Supplied passage:
Washington needs to stop playing games and get its work done. All Congressmen (and Congresswomen) should be paid according to what they actually accomplish. That might actually change how things are done in Congress.

Another Significant ObamaCare Court Case

Yesterday National Review Online posted an article about a current court case that represents a significant threat to ObamaCare. Halbig v. Sebelius (since renamed Halbig v. Burwell, for the current HHS secretary) was argued before a three-judge panel of the U.S. Court of Appeals for the D.C. Circuit Court in March. The case involves the government subsidies paid by the exchanges included in ObamaCare.

The article states:

If the Supreme Court ultimately finds that the Obama administration violated the law in doling out those subsidies, it could force a wholesale revision of Obamacare. In January, The Hill quoted a key Obamacare supporter as saying that Halbig was “probably the most significant existential threat to the Affordable Care Act.” Jonathan Turley, a noted liberal constitutional-law expert at George Washington Law School, recently agreed, writing in the Los Angeles Times that Halbig “could leave Obamacare on life support.”

…The Halbig plaintiffs — individuals and small businesses in six states that didn’t establish state exchanges — argue that the Obama administration is breaking the law by offering those tax subsidies in all 50 states. The plaintiffs argue that if the subsidies hadn’t been offered in their states, they would have been exempted from the individual-mandate penalties of Obamacare because they couldn’t have afforded to pay for health coverage.

I have no idea how this case will be decided. The writer of the article believes that if the case is decided against ObamaCare it will force Congress and the President to make positive changes in the law (particularly if a Republican Congress is elected).

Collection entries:
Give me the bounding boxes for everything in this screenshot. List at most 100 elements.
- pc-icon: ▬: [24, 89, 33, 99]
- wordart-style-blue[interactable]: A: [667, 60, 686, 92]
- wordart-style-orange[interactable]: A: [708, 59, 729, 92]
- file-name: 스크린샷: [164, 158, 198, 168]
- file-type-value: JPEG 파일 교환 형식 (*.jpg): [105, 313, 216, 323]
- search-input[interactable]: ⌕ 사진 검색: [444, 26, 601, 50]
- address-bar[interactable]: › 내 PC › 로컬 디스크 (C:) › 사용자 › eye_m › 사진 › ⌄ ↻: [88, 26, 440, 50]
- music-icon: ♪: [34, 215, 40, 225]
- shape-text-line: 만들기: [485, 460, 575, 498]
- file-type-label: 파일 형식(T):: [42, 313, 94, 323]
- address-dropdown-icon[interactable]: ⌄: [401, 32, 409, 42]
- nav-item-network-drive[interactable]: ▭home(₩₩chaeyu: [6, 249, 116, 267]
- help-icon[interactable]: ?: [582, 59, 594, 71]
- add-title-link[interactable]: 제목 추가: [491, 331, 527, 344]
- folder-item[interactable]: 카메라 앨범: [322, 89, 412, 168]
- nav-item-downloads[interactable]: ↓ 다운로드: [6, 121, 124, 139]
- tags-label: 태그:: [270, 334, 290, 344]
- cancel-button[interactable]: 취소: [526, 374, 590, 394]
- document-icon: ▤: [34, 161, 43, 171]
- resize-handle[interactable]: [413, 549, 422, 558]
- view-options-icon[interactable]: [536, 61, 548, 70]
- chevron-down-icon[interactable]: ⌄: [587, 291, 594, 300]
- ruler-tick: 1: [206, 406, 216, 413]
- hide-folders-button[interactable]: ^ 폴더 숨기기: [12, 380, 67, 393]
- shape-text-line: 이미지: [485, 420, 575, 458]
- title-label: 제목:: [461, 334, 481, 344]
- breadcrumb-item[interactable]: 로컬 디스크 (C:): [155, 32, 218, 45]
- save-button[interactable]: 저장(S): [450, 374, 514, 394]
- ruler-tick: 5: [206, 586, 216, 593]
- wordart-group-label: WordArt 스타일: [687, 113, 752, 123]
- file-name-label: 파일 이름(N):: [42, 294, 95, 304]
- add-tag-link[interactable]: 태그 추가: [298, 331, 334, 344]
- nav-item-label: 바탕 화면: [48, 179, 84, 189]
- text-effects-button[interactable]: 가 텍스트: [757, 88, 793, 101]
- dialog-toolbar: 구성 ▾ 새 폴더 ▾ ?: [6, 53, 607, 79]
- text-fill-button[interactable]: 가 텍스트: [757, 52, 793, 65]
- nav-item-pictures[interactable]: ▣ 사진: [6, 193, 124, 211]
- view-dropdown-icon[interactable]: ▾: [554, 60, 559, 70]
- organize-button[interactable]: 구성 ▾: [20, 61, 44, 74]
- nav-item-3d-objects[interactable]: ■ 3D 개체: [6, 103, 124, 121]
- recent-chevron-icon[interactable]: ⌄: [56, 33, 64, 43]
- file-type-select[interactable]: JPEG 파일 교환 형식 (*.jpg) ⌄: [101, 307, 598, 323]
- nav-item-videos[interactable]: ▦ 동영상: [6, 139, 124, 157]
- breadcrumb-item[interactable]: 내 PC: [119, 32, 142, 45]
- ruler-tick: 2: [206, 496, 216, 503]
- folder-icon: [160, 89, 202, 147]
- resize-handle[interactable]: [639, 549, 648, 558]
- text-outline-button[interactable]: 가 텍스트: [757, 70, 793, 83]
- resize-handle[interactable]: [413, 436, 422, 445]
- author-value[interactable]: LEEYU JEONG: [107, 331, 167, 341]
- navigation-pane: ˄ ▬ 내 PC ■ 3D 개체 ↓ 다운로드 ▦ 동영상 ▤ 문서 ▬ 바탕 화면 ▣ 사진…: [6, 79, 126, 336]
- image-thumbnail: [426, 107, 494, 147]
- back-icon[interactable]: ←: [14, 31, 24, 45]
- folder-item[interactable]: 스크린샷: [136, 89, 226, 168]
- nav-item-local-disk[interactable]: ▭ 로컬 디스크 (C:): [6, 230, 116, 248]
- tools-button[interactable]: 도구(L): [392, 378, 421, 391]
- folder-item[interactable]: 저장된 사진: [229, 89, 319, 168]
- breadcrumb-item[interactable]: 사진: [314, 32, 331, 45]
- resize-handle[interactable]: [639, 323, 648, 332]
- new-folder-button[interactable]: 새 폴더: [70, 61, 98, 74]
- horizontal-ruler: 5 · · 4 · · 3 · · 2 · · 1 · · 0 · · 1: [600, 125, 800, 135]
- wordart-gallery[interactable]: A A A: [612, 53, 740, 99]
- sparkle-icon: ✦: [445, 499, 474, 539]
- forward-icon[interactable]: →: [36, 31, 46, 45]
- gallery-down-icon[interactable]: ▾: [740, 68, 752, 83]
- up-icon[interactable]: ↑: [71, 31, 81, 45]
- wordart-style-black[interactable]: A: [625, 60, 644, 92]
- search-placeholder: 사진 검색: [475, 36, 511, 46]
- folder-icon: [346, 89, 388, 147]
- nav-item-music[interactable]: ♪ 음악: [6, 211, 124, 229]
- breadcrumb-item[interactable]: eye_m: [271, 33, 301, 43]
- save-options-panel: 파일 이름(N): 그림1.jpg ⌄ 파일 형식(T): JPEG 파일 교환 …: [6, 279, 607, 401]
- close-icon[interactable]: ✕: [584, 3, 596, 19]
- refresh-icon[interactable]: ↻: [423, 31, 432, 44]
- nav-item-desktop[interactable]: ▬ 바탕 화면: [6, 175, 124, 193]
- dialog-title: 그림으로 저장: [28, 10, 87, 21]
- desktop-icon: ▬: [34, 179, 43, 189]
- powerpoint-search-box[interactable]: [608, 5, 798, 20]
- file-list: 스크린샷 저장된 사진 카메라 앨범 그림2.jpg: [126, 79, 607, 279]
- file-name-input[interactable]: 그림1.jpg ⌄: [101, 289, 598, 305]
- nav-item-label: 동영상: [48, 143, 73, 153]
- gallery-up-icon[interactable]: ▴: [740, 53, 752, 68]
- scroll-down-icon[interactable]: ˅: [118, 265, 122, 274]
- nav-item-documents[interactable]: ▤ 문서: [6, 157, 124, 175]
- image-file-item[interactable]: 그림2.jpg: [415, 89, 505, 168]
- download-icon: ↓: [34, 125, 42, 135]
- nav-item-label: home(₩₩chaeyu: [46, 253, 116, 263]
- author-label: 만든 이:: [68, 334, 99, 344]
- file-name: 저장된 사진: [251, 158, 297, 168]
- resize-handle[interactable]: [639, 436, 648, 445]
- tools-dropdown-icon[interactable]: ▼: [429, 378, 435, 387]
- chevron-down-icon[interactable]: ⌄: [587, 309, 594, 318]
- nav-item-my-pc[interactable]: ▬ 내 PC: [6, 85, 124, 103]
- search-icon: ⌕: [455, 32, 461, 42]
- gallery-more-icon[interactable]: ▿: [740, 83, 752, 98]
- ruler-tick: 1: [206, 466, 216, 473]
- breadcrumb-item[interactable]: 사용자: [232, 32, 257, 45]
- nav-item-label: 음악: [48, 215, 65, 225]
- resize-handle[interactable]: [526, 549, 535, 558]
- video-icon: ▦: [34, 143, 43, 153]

The problem: Resume the blog post about the Halbig ObamaCare court case, picking up after its final sentence. The listing has no connection to the blog post about the Halbig court case.

Answer:
The U.S. Court of Appeals for the D.C. Circuit is expected to rule on this case within the next week.

 

The Internal Revenue Service As A Political Force

We haven’t heard much lately about the Internal Revenue Service‘s (IRS) targeting of conservative groups, but Investor’s Business Daily posted an editorial yesterday illustrating another aspect of IRS involvement in the 2012 election.

The article explains:

At the same time the IRS harassed Republican nonprofit groups during the 2012 political campaign, it selectively advised black churches and other Democrat nonprofits on how far they can go in campaigning for President Obama and other Democrats.

…U.S. tax code prohibits churches and other nonprofits from “participating or intervening in any political campaign on behalf of, or in opposition to, any candidate for public office.”

The ban includes donations, endorsements, fundraising or any other activity “that may be beneficial or detrimental to any particular candidate.” In the past, black churches have been known to pass out voting guides to members in violation of IRS rules.

Washington constitutional scholar Jonathan Turley at the time blogged that the special campaign training session offered these Obama supporters — with the direct participation of the IRS chief and attorney general — was a “raw” display of political favoritism.

“If (former GOP Attorney General) Alberto Gonzalez went to Congress to brief evangelical religious leaders on campaigning in the presidential election, the hue and cry would be deafening,” Turley said.

Non-black clergy were not afforded the same legal training in campaigning tactics by the Obama administration.

First of all, I have very mixed emotions about the whole idea of churches not being allowed to be politically involved. Theoretically, the church is the moral backbone of America and should be allowed to speak out on political or moral issues that impact America. The law that bars political speech in the church was enacted by Lyndon Johnson in response to a political opponent who was getting support in local churches–it has nothing to do with the U.S. Constitution. In fact, if you study American history, you find that the church has often spoken out about political and moral issues in the past.

The uneven enforcement of the law is one of the major aspects of the Eric Holder Justice Department and the politicized IRS. It is time to remove these people from Washington and return America to a place where all men are equal under the law.